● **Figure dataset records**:
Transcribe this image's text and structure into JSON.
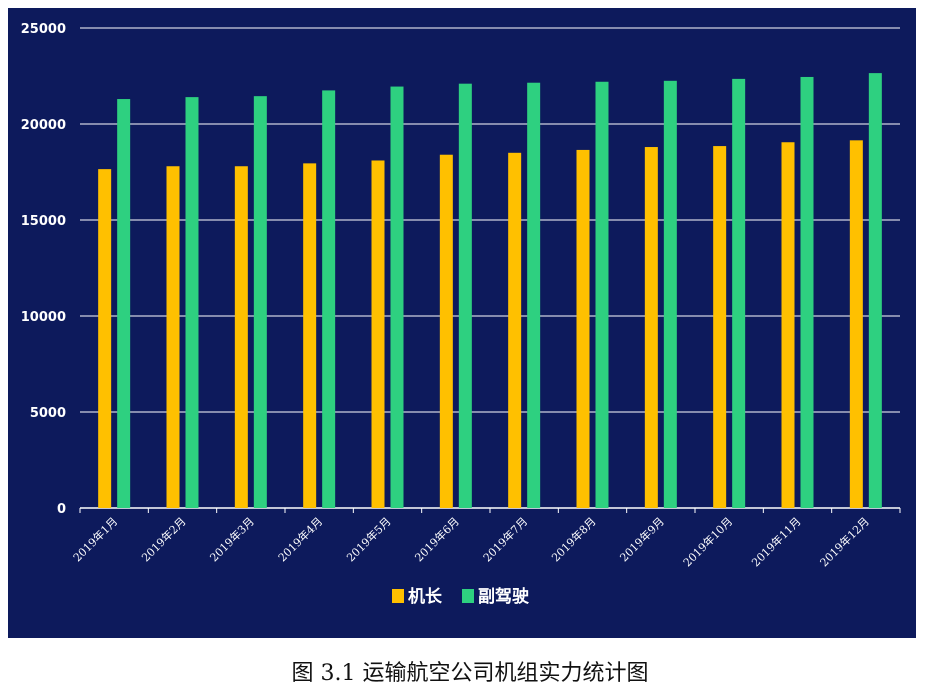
{
  "chart_data": {
    "type": "bar",
    "title": "",
    "xlabel": "",
    "ylabel": "",
    "ylim": [
      0,
      25000
    ],
    "yticks": [
      0,
      5000,
      10000,
      15000,
      20000,
      25000
    ],
    "grid": true,
    "legend_position": "bottom",
    "categories": [
      "2019年1月",
      "2019年2月",
      "2019年3月",
      "2019年4月",
      "2019年5月",
      "2019年6月",
      "2019年7月",
      "2019年8月",
      "2019年9月",
      "2019年10月",
      "2019年11月",
      "2019年12月"
    ],
    "series": [
      {
        "name": "机长",
        "color": "#ffc000",
        "values": [
          17650,
          17800,
          17800,
          17950,
          18100,
          18400,
          18500,
          18650,
          18800,
          18850,
          19050,
          19150
        ]
      },
      {
        "name": "副驾驶",
        "color": "#2ed080",
        "values": [
          21300,
          21400,
          21450,
          21750,
          21950,
          22100,
          22150,
          22200,
          22250,
          22350,
          22450,
          22650
        ]
      }
    ]
  },
  "caption": "图 3.1  运输航空公司机组实力统计图",
  "colors": {
    "background": "#0d1a5c",
    "grid": "#ffffff"
  }
}
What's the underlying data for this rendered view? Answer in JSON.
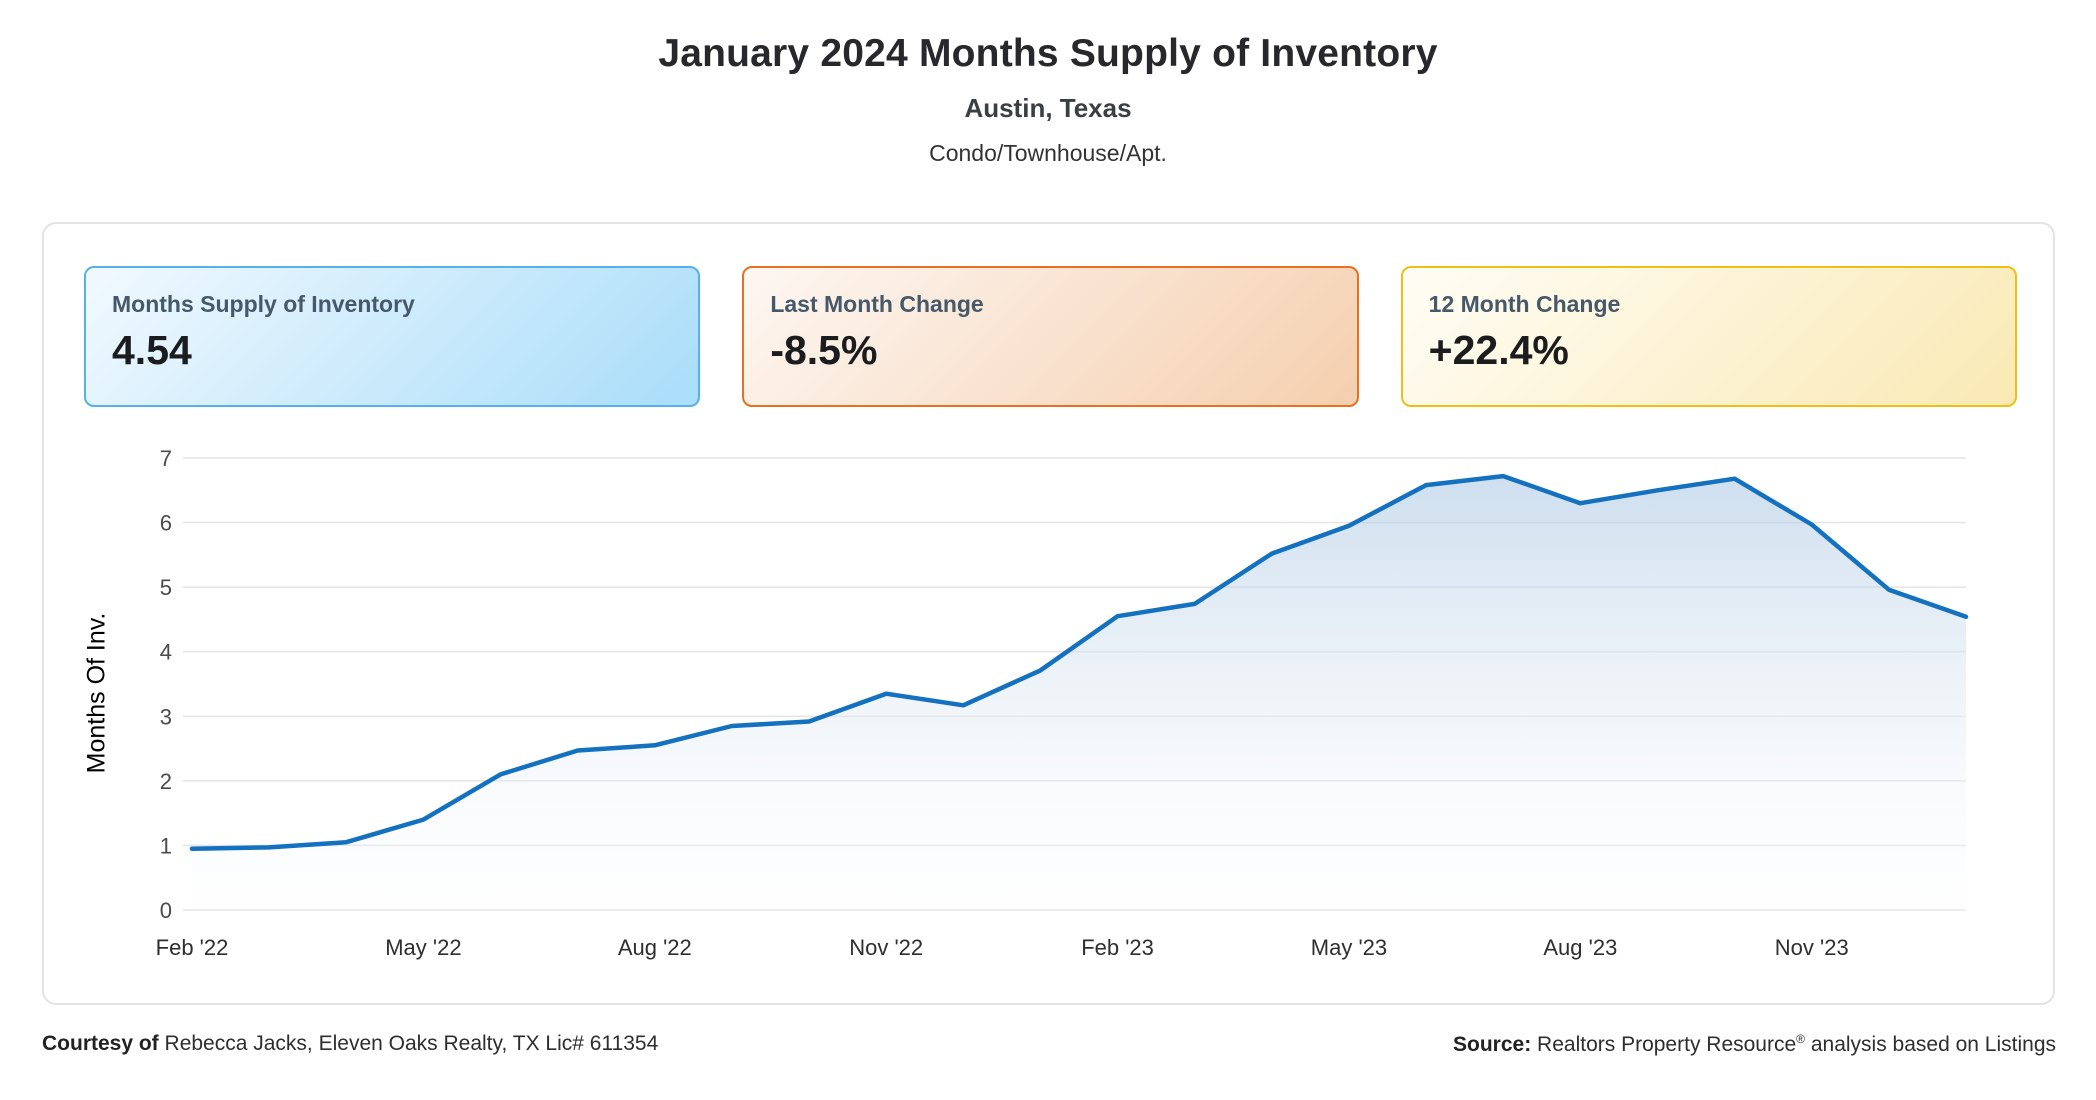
{
  "header": {
    "title": "January 2024 Months Supply of Inventory",
    "subtitle": "Austin, Texas",
    "property_type": "Condo/Townhouse/Apt."
  },
  "stat_cards": [
    {
      "label": "Months Supply of Inventory",
      "value": "4.54",
      "border_color": "#55b1e9",
      "gradient_start": "#f1f9fe",
      "gradient_end": "#a9ddf9"
    },
    {
      "label": "Last Month Change",
      "value": "-8.5%",
      "border_color": "#e8711f",
      "gradient_start": "#fdf7f2",
      "gradient_end": "#f5cfae"
    },
    {
      "label": "12 Month Change",
      "value": "+22.4%",
      "border_color": "#efc014",
      "gradient_start": "#fffdf5",
      "gradient_end": "#fae9b4"
    }
  ],
  "chart_data": {
    "type": "area",
    "title": "January 2024 Months Supply of Inventory",
    "x": [
      "Feb '22",
      "Mar '22",
      "Apr '22",
      "May '22",
      "Jun '22",
      "Jul '22",
      "Aug '22",
      "Sep '22",
      "Oct '22",
      "Nov '22",
      "Dec '22",
      "Jan '23",
      "Feb '23",
      "Mar '23",
      "Apr '23",
      "May '23",
      "Jun '23",
      "Jul '23",
      "Aug '23",
      "Sep '23",
      "Oct '23",
      "Nov '23",
      "Dec '23",
      "Jan '24"
    ],
    "values": [
      0.95,
      0.97,
      1.05,
      1.4,
      2.1,
      2.47,
      2.55,
      2.85,
      2.92,
      3.35,
      3.17,
      3.71,
      4.55,
      4.74,
      5.52,
      5.95,
      6.58,
      6.72,
      6.3,
      6.5,
      6.68,
      5.97,
      4.96,
      4.54
    ],
    "x_tick_labels": [
      "Feb '22",
      "May '22",
      "Aug '22",
      "Nov '22",
      "Feb '23",
      "May '23",
      "Aug '23",
      "Nov '23"
    ],
    "x_tick_every": 3,
    "xlabel": "",
    "ylabel": "Months Of Inv.",
    "ylim": [
      0,
      7
    ],
    "y_ticks": [
      0,
      1,
      2,
      3,
      4,
      5,
      6,
      7
    ],
    "grid": true,
    "legend": "none",
    "line_color": "#1371c0",
    "grid_color": "#e6e6e6",
    "y_tick_color": "#4a4a4a",
    "x_tick_color": "#2e2e2e",
    "area_top_color": "rgba(173,201,228,0.60)",
    "area_mid_color": "rgba(225,234,243,0.45)",
    "area_bottom_color": "rgba(248,250,252,0.15)"
  },
  "footer": {
    "courtesy_label": "Courtesy of",
    "courtesy_text": "Rebecca Jacks, Eleven Oaks Realty, TX Lic# 611354",
    "source_label": "Source:",
    "source_name": "Realtors Property Resource",
    "source_reg": "®",
    "source_suffix": "analysis based on Listings"
  }
}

● **Work required**: Set down the complete material exactly, but do not include the images.

● **Solved problem**:
Transcribe this image's text and structure into JSON.
{
  "chart_data": {
    "type": "bar",
    "title": "",
    "xlabel": "",
    "ylabel": "",
    "ylim": [
      0,
      25000
    ],
    "yticks": [
      0,
      5000,
      10000,
      15000,
      20000,
      25000
    ],
    "grid": true,
    "legend_position": "bottom",
    "categories": [
      "2019年1月",
      "2019年2月",
      "2019年3月",
      "2019年4月",
      "2019年5月",
      "2019年6月",
      "2019年7月",
      "2019年8月",
      "2019年9月",
      "2019年10月",
      "2019年11月",
      "2019年12月"
    ],
    "series": [
      {
        "name": "机长",
        "color": "#ffc000",
        "values": [
          17650,
          17800,
          17800,
          17950,
          18100,
          18400,
          18500,
          18650,
          18800,
          18850,
          19050,
          19150
        ]
      },
      {
        "name": "副驾驶",
        "color": "#2ed080",
        "values": [
          21300,
          21400,
          21450,
          21750,
          21950,
          22100,
          22150,
          22200,
          22250,
          22350,
          22450,
          22650
        ]
      }
    ]
  },
  "caption": "图 3.1  运输航空公司机组实力统计图",
  "colors": {
    "background": "#0d1a5c",
    "grid": "#ffffff"
  }
}
What's the underlying data for this rendered view? Answer in JSON.
{
  "header": {
    "title": "January 2024 Months Supply of Inventory",
    "subtitle": "Austin, Texas",
    "property_type": "Condo/Townhouse/Apt."
  },
  "stat_cards": [
    {
      "label": "Months Supply of Inventory",
      "value": "4.54",
      "border_color": "#55b1e9",
      "gradient_start": "#f1f9fe",
      "gradient_end": "#a9ddf9"
    },
    {
      "label": "Last Month Change",
      "value": "-8.5%",
      "border_color": "#e8711f",
      "gradient_start": "#fdf7f2",
      "gradient_end": "#f5cfae"
    },
    {
      "label": "12 Month Change",
      "value": "+22.4%",
      "border_color": "#efc014",
      "gradient_start": "#fffdf5",
      "gradient_end": "#fae9b4"
    }
  ],
  "chart_data": {
    "type": "area",
    "title": "January 2024 Months Supply of Inventory",
    "x": [
      "Feb '22",
      "Mar '22",
      "Apr '22",
      "May '22",
      "Jun '22",
      "Jul '22",
      "Aug '22",
      "Sep '22",
      "Oct '22",
      "Nov '22",
      "Dec '22",
      "Jan '23",
      "Feb '23",
      "Mar '23",
      "Apr '23",
      "May '23",
      "Jun '23",
      "Jul '23",
      "Aug '23",
      "Sep '23",
      "Oct '23",
      "Nov '23",
      "Dec '23",
      "Jan '24"
    ],
    "values": [
      0.95,
      0.97,
      1.05,
      1.4,
      2.1,
      2.47,
      2.55,
      2.85,
      2.92,
      3.35,
      3.17,
      3.71,
      4.55,
      4.74,
      5.52,
      5.95,
      6.58,
      6.72,
      6.3,
      6.5,
      6.68,
      5.97,
      4.96,
      4.54
    ],
    "x_tick_labels": [
      "Feb '22",
      "May '22",
      "Aug '22",
      "Nov '22",
      "Feb '23",
      "May '23",
      "Aug '23",
      "Nov '23"
    ],
    "x_tick_every": 3,
    "xlabel": "",
    "ylabel": "Months Of Inv.",
    "ylim": [
      0,
      7
    ],
    "y_ticks": [
      0,
      1,
      2,
      3,
      4,
      5,
      6,
      7
    ],
    "grid": true,
    "legend": "none",
    "line_color": "#1371c0",
    "grid_color": "#e6e6e6",
    "y_tick_color": "#4a4a4a",
    "x_tick_color": "#2e2e2e",
    "area_top_color": "rgba(173,201,228,0.60)",
    "area_mid_color": "rgba(225,234,243,0.45)",
    "area_bottom_color": "rgba(248,250,252,0.15)"
  },
  "footer": {
    "courtesy_label": "Courtesy of",
    "courtesy_text": "Rebecca Jacks, Eleven Oaks Realty, TX Lic# 611354",
    "source_label": "Source:",
    "source_name": "Realtors Property Resource",
    "source_reg": "®",
    "source_suffix": "analysis based on Listings"
  }
}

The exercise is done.